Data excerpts
────────────────────────────────────────
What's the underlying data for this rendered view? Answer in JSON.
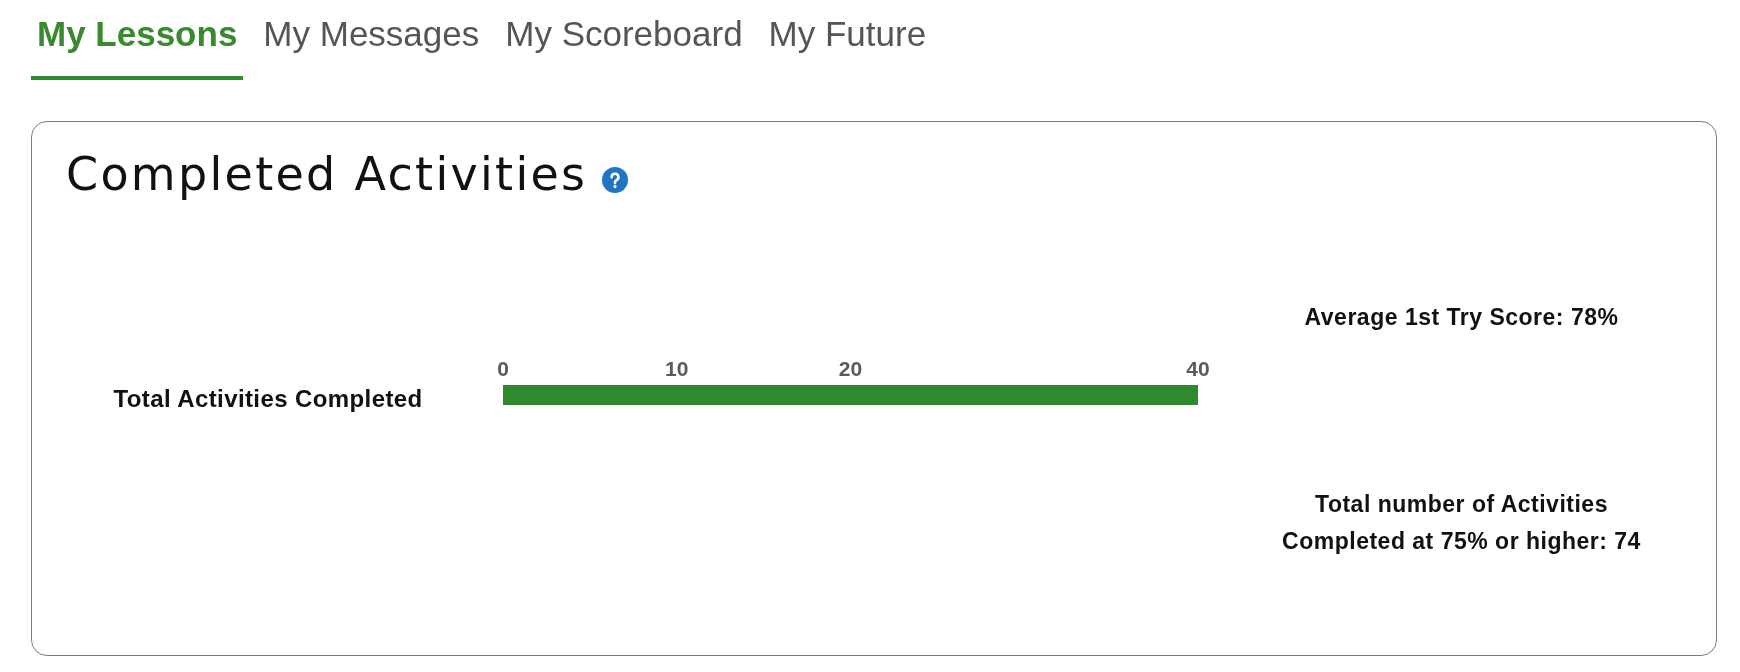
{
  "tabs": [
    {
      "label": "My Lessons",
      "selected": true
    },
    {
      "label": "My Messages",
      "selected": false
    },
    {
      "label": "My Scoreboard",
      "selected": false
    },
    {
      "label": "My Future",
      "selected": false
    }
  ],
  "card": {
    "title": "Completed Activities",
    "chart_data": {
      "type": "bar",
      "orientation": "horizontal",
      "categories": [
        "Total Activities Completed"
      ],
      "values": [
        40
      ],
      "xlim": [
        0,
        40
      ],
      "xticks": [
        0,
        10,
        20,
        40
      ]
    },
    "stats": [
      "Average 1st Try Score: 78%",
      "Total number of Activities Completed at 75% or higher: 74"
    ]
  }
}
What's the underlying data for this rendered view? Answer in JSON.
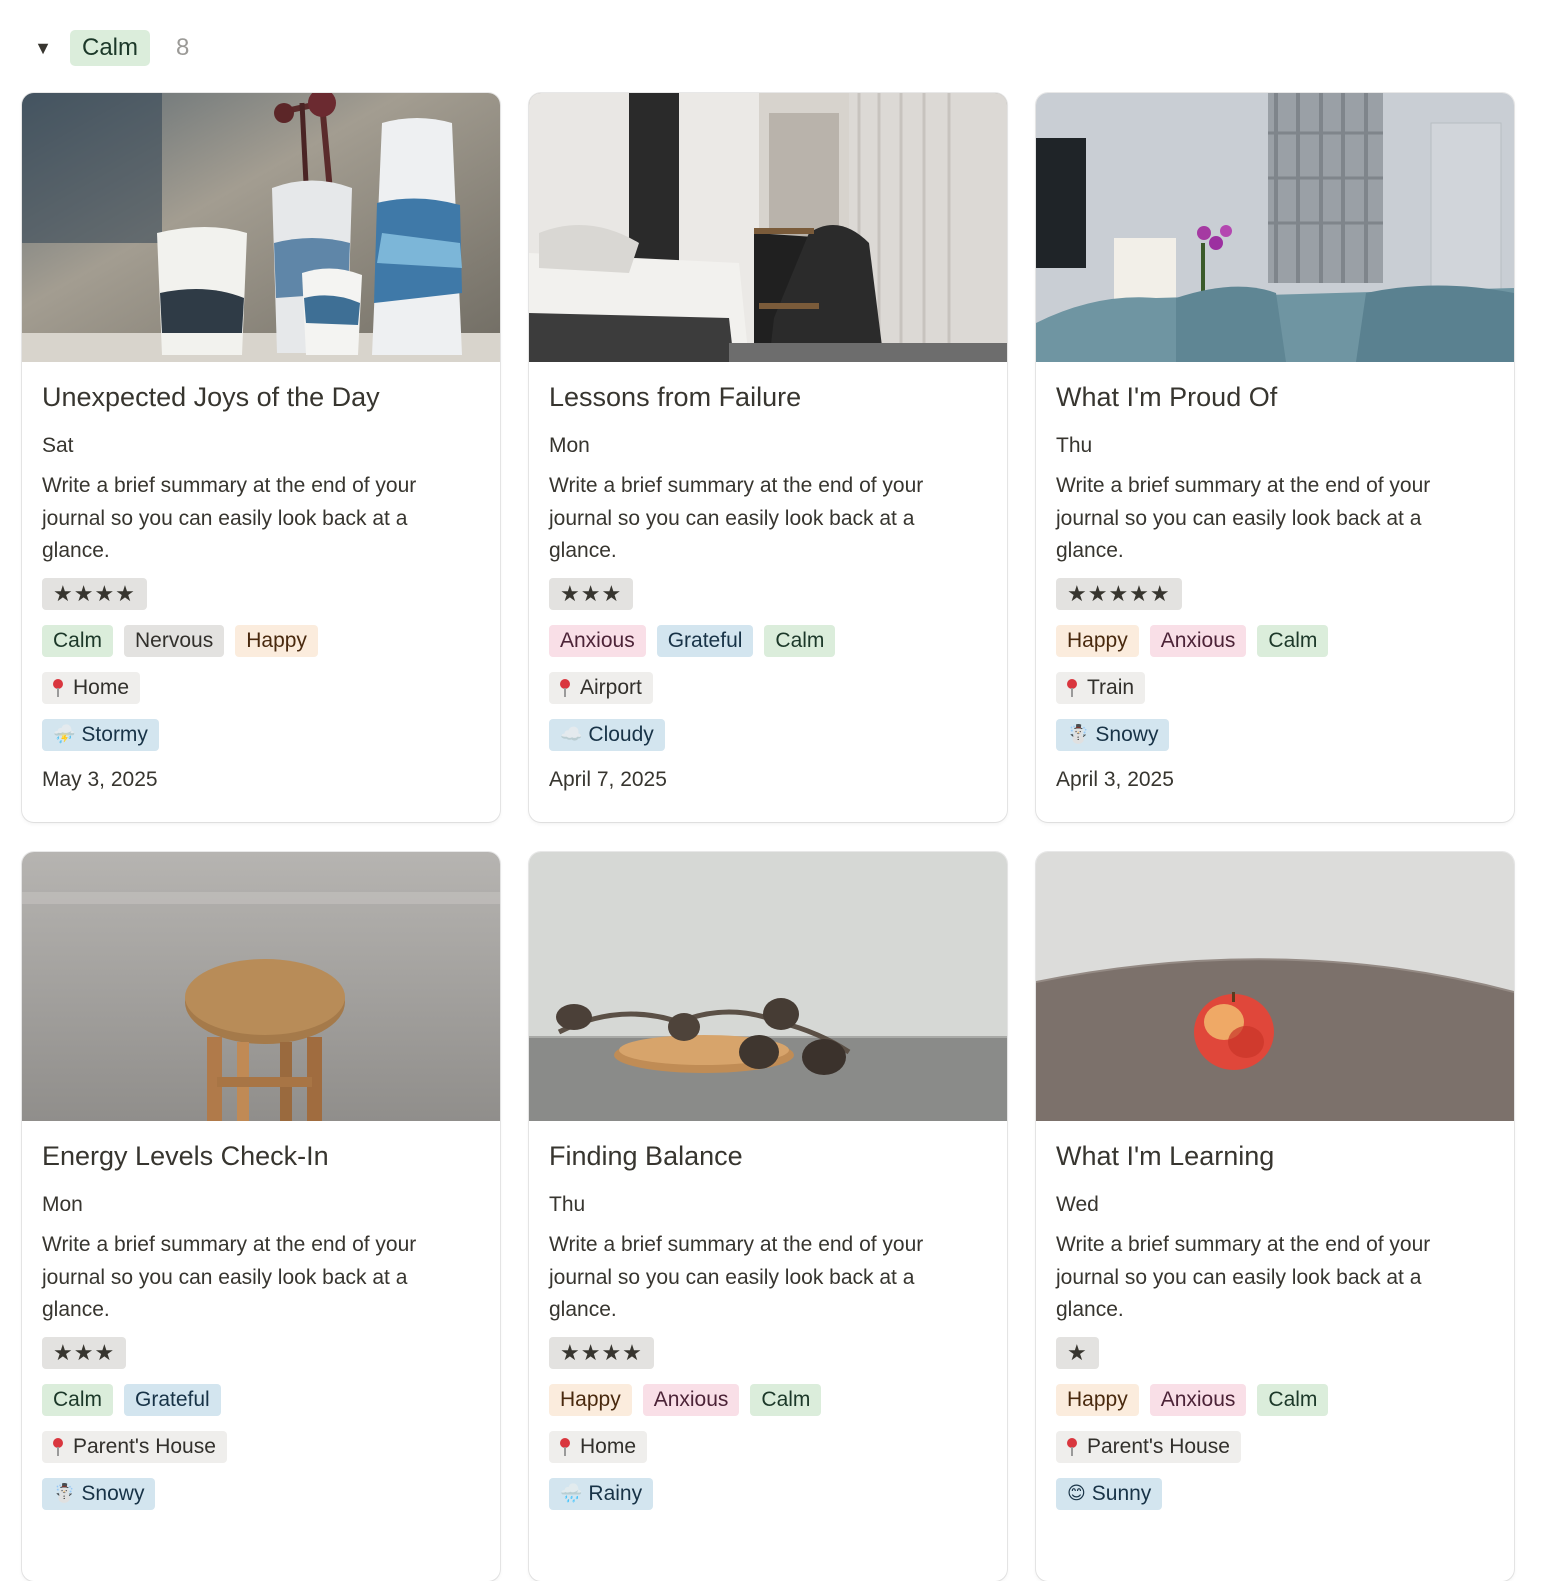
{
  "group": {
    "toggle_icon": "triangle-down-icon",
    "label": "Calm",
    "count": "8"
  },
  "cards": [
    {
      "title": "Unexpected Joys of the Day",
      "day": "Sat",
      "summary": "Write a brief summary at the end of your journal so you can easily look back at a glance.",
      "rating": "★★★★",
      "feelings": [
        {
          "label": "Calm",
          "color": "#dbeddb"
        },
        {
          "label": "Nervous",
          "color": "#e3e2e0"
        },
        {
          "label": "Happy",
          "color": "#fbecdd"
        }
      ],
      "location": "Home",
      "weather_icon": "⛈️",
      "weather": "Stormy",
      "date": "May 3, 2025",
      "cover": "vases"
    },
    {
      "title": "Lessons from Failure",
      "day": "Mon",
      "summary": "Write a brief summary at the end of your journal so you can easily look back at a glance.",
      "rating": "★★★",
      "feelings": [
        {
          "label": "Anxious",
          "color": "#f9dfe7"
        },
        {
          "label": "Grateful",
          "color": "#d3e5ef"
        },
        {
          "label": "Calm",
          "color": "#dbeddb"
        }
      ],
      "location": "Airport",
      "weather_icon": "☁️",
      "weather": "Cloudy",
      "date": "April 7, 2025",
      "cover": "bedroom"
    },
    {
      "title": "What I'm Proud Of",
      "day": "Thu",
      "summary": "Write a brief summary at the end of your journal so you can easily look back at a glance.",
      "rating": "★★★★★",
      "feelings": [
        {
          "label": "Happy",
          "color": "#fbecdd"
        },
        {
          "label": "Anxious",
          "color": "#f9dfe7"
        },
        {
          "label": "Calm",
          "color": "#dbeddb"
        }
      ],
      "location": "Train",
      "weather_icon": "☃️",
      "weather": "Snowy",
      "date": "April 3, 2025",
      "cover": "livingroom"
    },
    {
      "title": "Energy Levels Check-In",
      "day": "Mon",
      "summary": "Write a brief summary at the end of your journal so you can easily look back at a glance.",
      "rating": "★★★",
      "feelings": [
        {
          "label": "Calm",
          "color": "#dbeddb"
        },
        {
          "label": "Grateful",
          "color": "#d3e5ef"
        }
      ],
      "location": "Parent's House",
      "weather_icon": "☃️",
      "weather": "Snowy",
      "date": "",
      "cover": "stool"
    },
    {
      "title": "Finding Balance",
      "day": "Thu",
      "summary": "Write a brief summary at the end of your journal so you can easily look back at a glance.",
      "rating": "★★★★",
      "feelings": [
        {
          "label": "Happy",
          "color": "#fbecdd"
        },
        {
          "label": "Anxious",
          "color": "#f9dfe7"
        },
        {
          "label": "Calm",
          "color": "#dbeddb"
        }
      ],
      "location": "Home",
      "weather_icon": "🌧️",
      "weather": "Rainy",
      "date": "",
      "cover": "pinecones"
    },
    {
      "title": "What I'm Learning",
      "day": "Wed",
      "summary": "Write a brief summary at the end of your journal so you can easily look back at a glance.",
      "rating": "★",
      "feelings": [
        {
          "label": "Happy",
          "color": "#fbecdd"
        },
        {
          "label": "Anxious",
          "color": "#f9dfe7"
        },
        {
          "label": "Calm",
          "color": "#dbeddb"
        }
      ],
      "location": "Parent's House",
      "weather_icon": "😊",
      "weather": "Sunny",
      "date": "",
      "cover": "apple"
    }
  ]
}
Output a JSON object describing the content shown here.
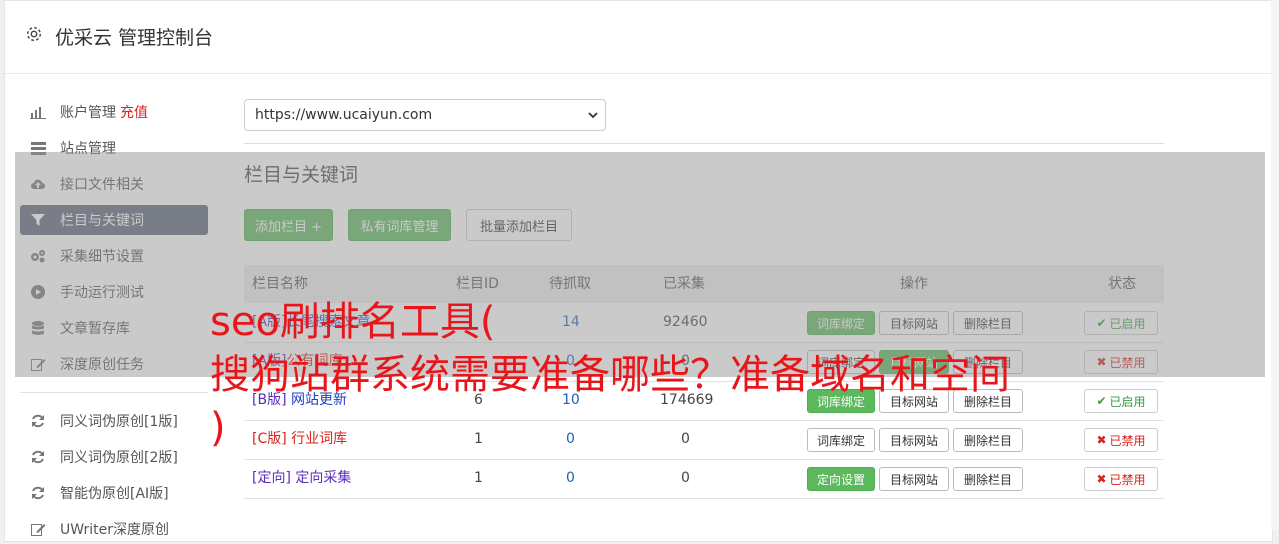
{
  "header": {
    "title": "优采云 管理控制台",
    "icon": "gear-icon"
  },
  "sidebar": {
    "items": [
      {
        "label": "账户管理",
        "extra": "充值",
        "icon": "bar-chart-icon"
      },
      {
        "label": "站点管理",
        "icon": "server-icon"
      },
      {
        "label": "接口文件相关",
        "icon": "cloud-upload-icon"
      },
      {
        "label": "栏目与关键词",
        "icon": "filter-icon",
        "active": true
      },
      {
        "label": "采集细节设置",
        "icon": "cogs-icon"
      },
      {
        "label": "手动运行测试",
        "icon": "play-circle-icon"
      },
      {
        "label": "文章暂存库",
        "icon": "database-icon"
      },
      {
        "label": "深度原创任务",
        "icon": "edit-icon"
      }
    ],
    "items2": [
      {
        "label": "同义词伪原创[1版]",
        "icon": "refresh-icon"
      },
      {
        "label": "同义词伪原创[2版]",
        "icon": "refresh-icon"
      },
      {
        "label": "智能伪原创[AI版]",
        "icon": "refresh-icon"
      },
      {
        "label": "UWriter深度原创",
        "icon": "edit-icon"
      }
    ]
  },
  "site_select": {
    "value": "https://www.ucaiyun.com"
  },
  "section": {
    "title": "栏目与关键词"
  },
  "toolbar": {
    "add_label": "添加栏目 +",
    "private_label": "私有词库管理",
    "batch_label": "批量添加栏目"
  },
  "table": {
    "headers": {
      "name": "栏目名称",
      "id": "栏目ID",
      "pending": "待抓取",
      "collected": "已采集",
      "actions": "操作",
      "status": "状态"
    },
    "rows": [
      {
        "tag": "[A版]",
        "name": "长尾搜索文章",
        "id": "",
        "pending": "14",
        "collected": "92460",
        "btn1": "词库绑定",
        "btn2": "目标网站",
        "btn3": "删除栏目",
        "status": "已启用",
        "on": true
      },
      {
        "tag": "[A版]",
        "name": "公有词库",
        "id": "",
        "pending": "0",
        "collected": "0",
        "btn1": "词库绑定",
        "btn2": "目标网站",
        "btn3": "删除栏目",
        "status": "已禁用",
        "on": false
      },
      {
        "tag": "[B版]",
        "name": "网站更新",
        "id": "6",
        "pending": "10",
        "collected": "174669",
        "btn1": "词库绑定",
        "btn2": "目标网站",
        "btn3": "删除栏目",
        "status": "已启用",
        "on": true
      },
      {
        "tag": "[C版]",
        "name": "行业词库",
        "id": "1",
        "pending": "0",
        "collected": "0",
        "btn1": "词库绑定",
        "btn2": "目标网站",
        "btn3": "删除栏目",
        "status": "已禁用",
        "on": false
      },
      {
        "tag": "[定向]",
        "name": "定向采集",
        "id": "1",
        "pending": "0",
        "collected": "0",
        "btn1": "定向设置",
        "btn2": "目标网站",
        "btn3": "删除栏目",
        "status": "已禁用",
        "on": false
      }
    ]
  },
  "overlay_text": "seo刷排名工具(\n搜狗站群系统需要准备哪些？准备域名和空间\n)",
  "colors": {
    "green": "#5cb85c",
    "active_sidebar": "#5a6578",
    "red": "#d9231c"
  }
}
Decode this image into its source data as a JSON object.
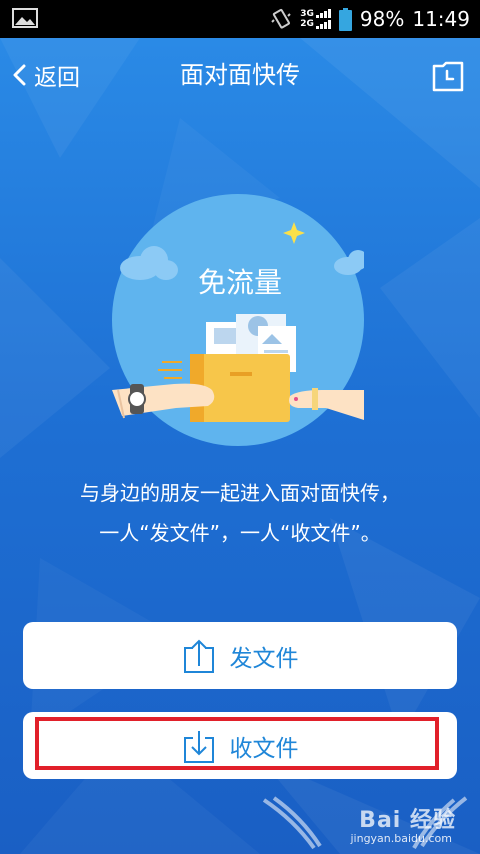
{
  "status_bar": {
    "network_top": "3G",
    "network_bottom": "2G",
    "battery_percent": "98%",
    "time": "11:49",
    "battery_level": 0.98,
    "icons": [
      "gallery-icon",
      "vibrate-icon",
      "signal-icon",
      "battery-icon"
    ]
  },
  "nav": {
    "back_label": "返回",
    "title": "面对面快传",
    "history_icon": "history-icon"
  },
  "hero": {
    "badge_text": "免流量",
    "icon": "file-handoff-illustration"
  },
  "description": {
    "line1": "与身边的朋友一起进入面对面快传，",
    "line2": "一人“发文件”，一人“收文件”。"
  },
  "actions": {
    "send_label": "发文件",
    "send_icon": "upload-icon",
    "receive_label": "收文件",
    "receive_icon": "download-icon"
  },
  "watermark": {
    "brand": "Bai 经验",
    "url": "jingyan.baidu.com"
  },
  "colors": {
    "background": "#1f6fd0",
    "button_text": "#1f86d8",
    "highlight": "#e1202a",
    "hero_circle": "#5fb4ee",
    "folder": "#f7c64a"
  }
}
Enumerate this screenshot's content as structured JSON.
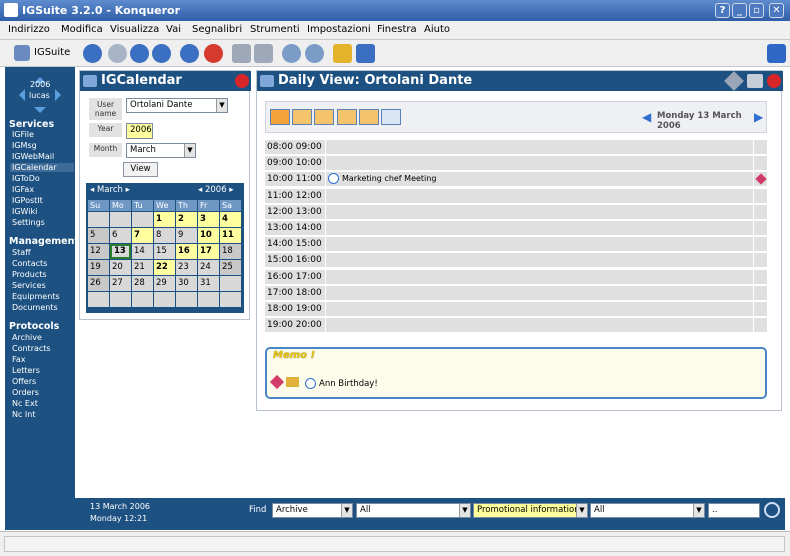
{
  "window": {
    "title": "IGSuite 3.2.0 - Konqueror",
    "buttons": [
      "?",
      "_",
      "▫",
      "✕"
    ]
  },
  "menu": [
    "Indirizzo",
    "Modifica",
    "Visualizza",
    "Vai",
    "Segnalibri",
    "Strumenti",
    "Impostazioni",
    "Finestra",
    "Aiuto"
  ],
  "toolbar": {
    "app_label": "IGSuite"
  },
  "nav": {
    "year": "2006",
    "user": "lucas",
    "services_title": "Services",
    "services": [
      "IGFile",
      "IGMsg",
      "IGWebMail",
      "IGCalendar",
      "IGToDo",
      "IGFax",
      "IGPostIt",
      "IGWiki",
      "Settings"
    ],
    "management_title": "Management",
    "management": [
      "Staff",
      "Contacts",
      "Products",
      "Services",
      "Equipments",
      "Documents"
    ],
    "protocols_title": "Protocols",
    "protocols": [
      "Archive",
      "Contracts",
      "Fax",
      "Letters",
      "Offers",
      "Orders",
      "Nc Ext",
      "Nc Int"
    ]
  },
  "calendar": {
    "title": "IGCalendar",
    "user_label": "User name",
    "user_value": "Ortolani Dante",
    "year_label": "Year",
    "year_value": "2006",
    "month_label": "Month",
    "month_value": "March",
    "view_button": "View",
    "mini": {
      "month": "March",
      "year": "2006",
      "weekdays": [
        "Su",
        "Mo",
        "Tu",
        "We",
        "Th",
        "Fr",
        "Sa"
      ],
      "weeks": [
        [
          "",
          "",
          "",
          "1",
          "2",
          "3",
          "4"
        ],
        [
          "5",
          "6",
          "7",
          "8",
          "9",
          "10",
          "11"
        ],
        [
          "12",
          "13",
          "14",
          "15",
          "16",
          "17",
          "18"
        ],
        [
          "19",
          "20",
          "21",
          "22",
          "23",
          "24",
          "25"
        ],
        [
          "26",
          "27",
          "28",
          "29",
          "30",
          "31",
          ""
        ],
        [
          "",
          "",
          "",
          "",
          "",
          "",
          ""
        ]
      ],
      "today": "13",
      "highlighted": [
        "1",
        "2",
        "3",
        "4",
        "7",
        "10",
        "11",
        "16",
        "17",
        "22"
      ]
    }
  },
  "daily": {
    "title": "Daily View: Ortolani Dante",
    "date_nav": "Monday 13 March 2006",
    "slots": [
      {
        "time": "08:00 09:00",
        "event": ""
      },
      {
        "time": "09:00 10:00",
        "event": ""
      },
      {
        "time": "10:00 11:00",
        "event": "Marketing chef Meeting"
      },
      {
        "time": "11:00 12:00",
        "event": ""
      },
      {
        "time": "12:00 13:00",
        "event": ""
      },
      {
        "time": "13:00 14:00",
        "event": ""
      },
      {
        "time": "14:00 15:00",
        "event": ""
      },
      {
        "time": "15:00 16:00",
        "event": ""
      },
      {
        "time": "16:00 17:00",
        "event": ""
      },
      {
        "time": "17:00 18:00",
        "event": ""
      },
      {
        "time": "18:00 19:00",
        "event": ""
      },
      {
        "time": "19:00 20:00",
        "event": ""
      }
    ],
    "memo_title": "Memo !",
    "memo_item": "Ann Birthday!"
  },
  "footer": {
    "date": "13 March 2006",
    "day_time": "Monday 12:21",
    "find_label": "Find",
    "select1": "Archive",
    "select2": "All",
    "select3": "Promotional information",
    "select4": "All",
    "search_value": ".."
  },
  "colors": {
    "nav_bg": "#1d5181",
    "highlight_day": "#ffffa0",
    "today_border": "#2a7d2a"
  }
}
────────────────────────────────────────
▸ Description of the task
Only a number is wanted here: how many lines in the data above include the string "true"?

▸ The response
4